Ejercicio: Reproduce sin ningún cambio las líneas del listado que van desde la que contiene "legend-label: 1,5 - 2,0" hasta la que contiene "ring-gridline <box>120 120 520 520</box>", ambas incluidas.
##############################
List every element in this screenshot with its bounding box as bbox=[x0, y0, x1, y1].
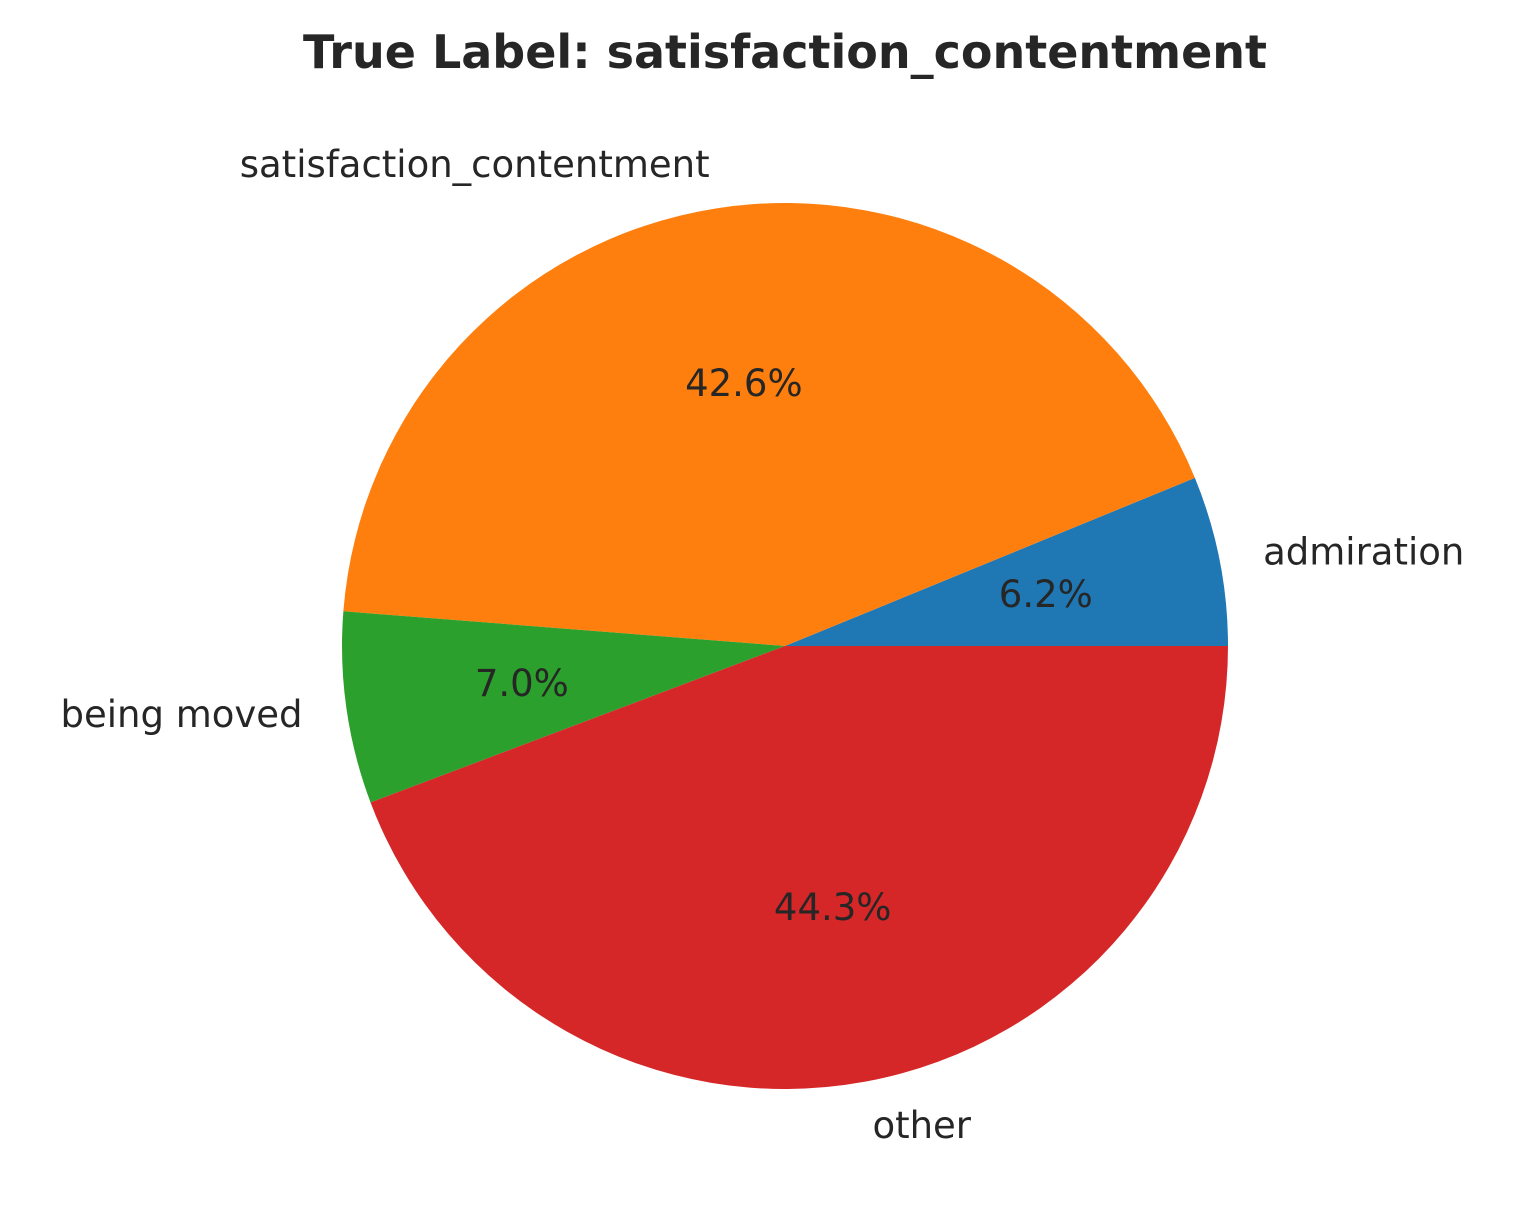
slice-label: being moved bbox=[60, 693, 302, 736]
pie-slices bbox=[342, 203, 1228, 1089]
pie-slice-other bbox=[370, 646, 1228, 1089]
slice-percentage-label: 6.2% bbox=[999, 573, 1093, 616]
slice-percentage-label: 44.3% bbox=[774, 886, 892, 929]
pie-slice-admiration bbox=[785, 477, 1228, 646]
slice-percentage-label: 42.6% bbox=[685, 362, 803, 405]
pie-labels: admiration 6.2% satisfaction_contentment 42… bbox=[60, 143, 1464, 1147]
pie-slice-satisfaction-contentment bbox=[343, 203, 1195, 646]
slice-label: admiration bbox=[1263, 530, 1464, 573]
chart-title: True Label: satisfaction_contentment bbox=[303, 25, 1267, 79]
slice-label: other bbox=[872, 1104, 971, 1147]
pie-slice-being-moved bbox=[342, 611, 785, 803]
slice-percentage-label: 7.0% bbox=[475, 662, 569, 705]
slice-label: satisfaction_contentment bbox=[240, 143, 710, 186]
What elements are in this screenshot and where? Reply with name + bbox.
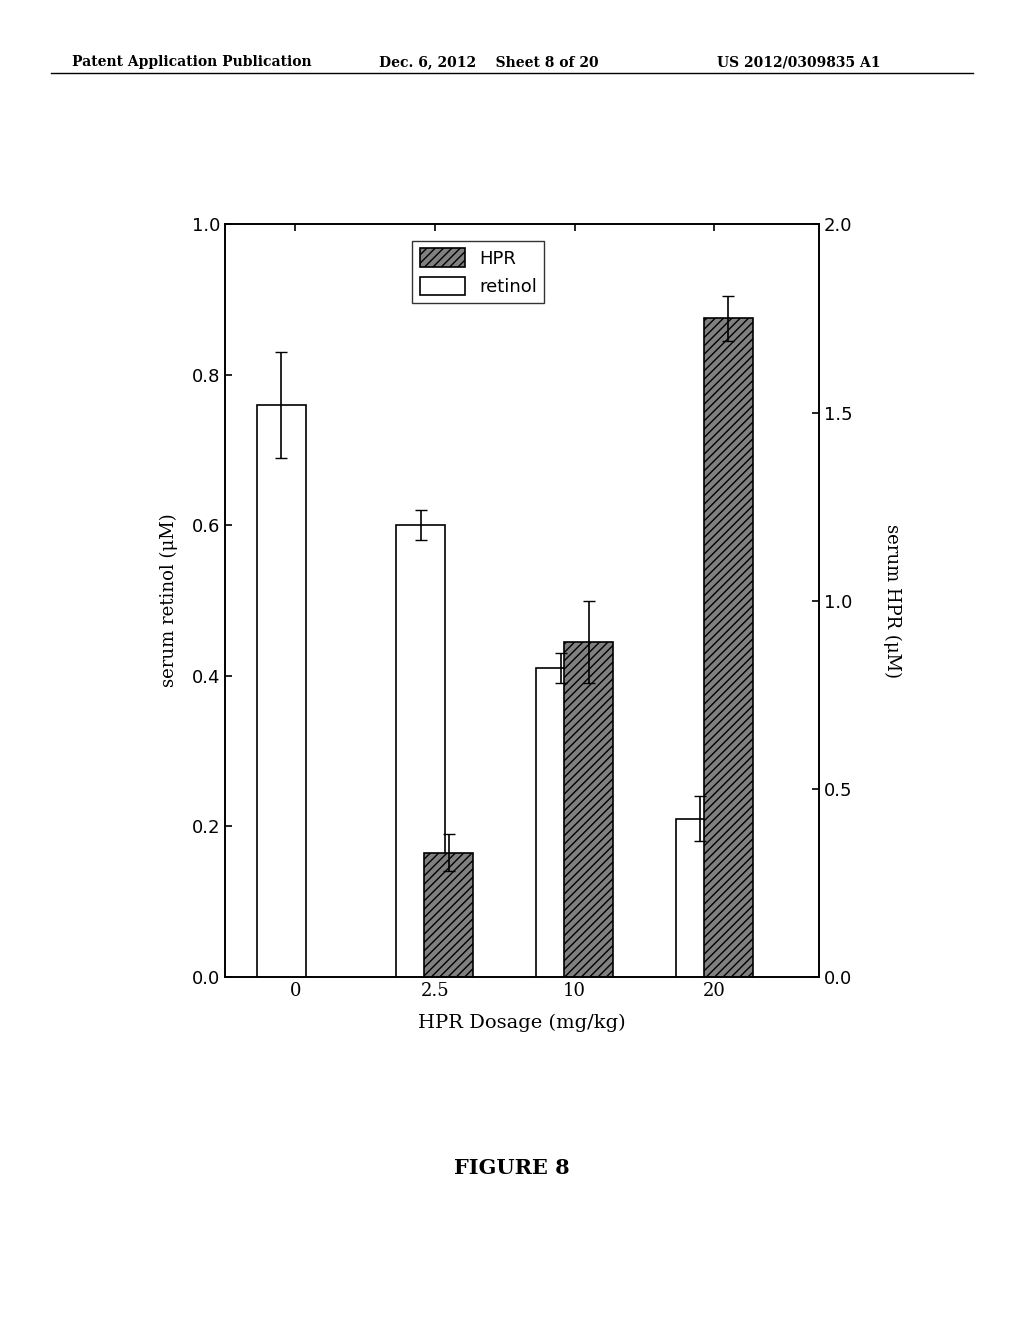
Text: US 2012/0309835 A1: US 2012/0309835 A1 [717, 55, 881, 70]
Bar [564, 642, 613, 977]
Bar [703, 318, 753, 977]
Bar [257, 405, 305, 977]
Bar [396, 525, 445, 977]
Bar [424, 853, 473, 977]
Bar [676, 818, 725, 977]
Legend: HPR, retinol: HPR, retinol [413, 242, 545, 304]
Text: Patent Application Publication: Patent Application Publication [72, 55, 311, 70]
X-axis label: HPR Dosage (mg/kg): HPR Dosage (mg/kg) [419, 1014, 626, 1032]
Y-axis label: serum retinol (μM): serum retinol (μM) [160, 513, 178, 688]
Text: Dec. 6, 2012    Sheet 8 of 20: Dec. 6, 2012 Sheet 8 of 20 [379, 55, 598, 70]
Y-axis label: serum HPR (μM): serum HPR (μM) [884, 524, 901, 677]
Bar [537, 668, 585, 977]
Text: FIGURE 8: FIGURE 8 [455, 1158, 569, 1179]
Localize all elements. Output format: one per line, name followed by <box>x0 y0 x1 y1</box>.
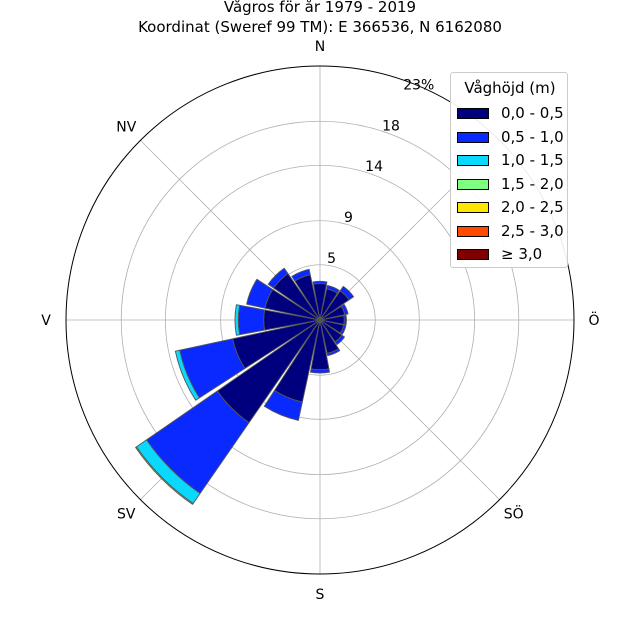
legend-label: 1,5 - 2,0 <box>501 174 564 193</box>
ring-gridline <box>164 164 476 476</box>
legend-label: ≥ 3,0 <box>501 245 543 263</box>
sector-bar-segment <box>339 324 347 335</box>
ring-gridline <box>220 220 420 420</box>
chart-title: Vågros för år 1979 - 2019 <box>223 0 417 16</box>
radial-tick-label: 18 <box>382 118 400 134</box>
sector-bar-segment <box>135 446 194 505</box>
direction-label: S <box>316 587 325 603</box>
legend-swatch <box>457 249 489 260</box>
legend-swatch <box>457 155 489 166</box>
radial-tick-label: 14 <box>365 159 383 175</box>
direction-label: SÖ <box>504 505 524 523</box>
legend-label: 1,0 - 1,5 <box>501 151 564 169</box>
sector-bar-segment <box>237 304 266 336</box>
legend: Våghöjd (m) 0,0 - 0,5 0,5 - 1,0 1,0 - 1,5 1… <box>450 72 568 268</box>
direction-label: V <box>41 313 51 329</box>
sector-bar-segment <box>340 303 349 316</box>
sector-bar-segment <box>326 285 340 294</box>
legend-label: 0,0 - 0,5 <box>501 104 564 122</box>
sector-bars <box>135 267 355 505</box>
legend-swatch <box>457 108 489 119</box>
chart-subtitle: Koordinat (Sweref 99 TM): E 366536, N 61… <box>138 18 502 36</box>
ring-gridline <box>120 120 520 520</box>
radial-tick-label: 9 <box>344 210 353 226</box>
sector-bar-segment <box>312 280 328 285</box>
legend-title: Våghöjd (m) <box>464 79 556 97</box>
direction-label: NV <box>116 119 136 135</box>
legend-swatch <box>457 178 489 190</box>
sector-bar-segment <box>343 314 347 326</box>
outer-circle <box>65 65 575 575</box>
sector-bar-segment <box>339 285 355 301</box>
radial-gridline <box>319 319 500 500</box>
sector-bar-segment <box>326 348 341 357</box>
legend-swatch <box>457 131 489 143</box>
sector-bar-segment <box>310 368 330 374</box>
direction-label: N <box>315 39 325 55</box>
sector-bar-segment <box>263 390 303 421</box>
sector-bar-segment <box>246 278 274 309</box>
legend-swatch <box>457 225 489 237</box>
direction-label: SV <box>117 507 136 523</box>
sector-bar-segment <box>267 267 289 289</box>
radial-tick-label: 5 <box>327 251 336 267</box>
legend-label: 0,5 - 1,0 <box>501 127 564 146</box>
radial-max-label: 23% <box>403 77 434 93</box>
sector-bar-segment <box>234 304 241 336</box>
sector-bar-segment <box>174 349 200 401</box>
legend-label: 2,5 - 3,0 <box>501 221 564 240</box>
legend-swatch <box>457 202 489 213</box>
direction-label: Ö <box>588 311 599 329</box>
sector-bar-segment <box>334 334 345 345</box>
sector-bar-segment <box>291 268 311 282</box>
legend-label: 2,0 - 2,5 <box>501 198 564 216</box>
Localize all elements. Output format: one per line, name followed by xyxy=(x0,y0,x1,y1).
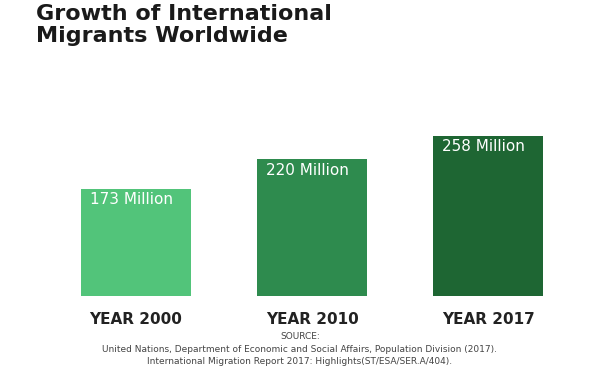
Bar xyxy=(433,136,542,296)
Bar xyxy=(82,189,191,296)
Text: 220 Million: 220 Million xyxy=(266,162,349,178)
Text: Growth of International
Migrants Worldwide: Growth of International Migrants Worldwi… xyxy=(36,4,332,46)
Text: YEAR 2000: YEAR 2000 xyxy=(89,312,182,326)
Text: SOURCE:
United Nations, Department of Economic and Social Affairs, Population Di: SOURCE: United Nations, Department of Ec… xyxy=(103,332,497,366)
Text: 258 Million: 258 Million xyxy=(442,139,525,154)
Text: YEAR 2017: YEAR 2017 xyxy=(442,312,535,326)
Text: 173 Million: 173 Million xyxy=(90,192,173,207)
Text: YEAR 2010: YEAR 2010 xyxy=(266,312,358,326)
Bar xyxy=(257,159,367,296)
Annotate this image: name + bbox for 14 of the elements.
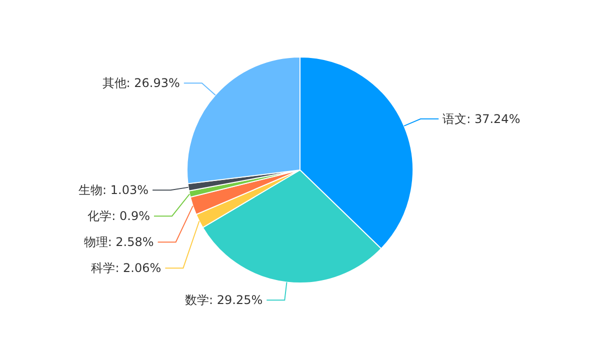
data-label: : 37.24% [466, 112, 520, 126]
slice-label: 数学 [185, 293, 210, 308]
data-label: : 1.03% [102, 183, 149, 198]
slice-label: 化学 [88, 209, 112, 224]
slice-label: 物理 [84, 235, 108, 250]
slice-label: 科学 [91, 261, 116, 276]
data-label: : 26.93% [126, 76, 180, 90]
data-label: : 29.25% [209, 293, 263, 308]
data-label: : 2.06% [115, 261, 162, 276]
slice-label: 其他 [102, 76, 126, 90]
data-label: : 2.58% [108, 235, 154, 250]
slice-label: 语文 [442, 112, 467, 126]
data-label: : 0.9% [112, 209, 150, 224]
slice-label: 生物 [78, 183, 103, 198]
##############################
Respuesta completa:
legend-label: 1,5 - 2,0 <box>501 174 564 193</box>
ring-gridline <box>164 164 476 476</box>
legend-label: ≥ 3,0 <box>501 245 543 263</box>
sector-bar-segment <box>339 324 347 335</box>
ring-gridline <box>220 220 420 420</box>
chart-title: Vågros för år 1979 - 2019 <box>223 0 417 16</box>
radial-tick-label: 18 <box>382 118 400 134</box>
sector-bar-segment <box>135 446 194 505</box>
direction-label: S <box>316 587 325 603</box>
legend-swatch <box>457 249 489 260</box>
legend-swatch <box>457 155 489 166</box>
radial-tick-label: 14 <box>365 159 383 175</box>
direction-label: SÖ <box>504 505 524 523</box>
legend-label: 1,0 - 1,5 <box>501 151 564 169</box>
sector-bar-segment <box>237 304 266 336</box>
legend: Våghöjd (m) 0,0 - 0,5 0,5 - 1,0 1,0 - 1,5 1… <box>450 72 568 268</box>
direction-label: V <box>41 313 51 329</box>
sector-bar-segment <box>340 303 349 316</box>
sector-bar-segment <box>326 285 340 294</box>
legend-label: 0,0 - 0,5 <box>501 104 564 122</box>
sector-bars <box>135 267 355 505</box>
legend-swatch <box>457 108 489 119</box>
chart-subtitle: Koordinat (Sweref 99 TM): E 366536, N 61… <box>138 18 502 36</box>
ring-gridline <box>120 120 520 520</box>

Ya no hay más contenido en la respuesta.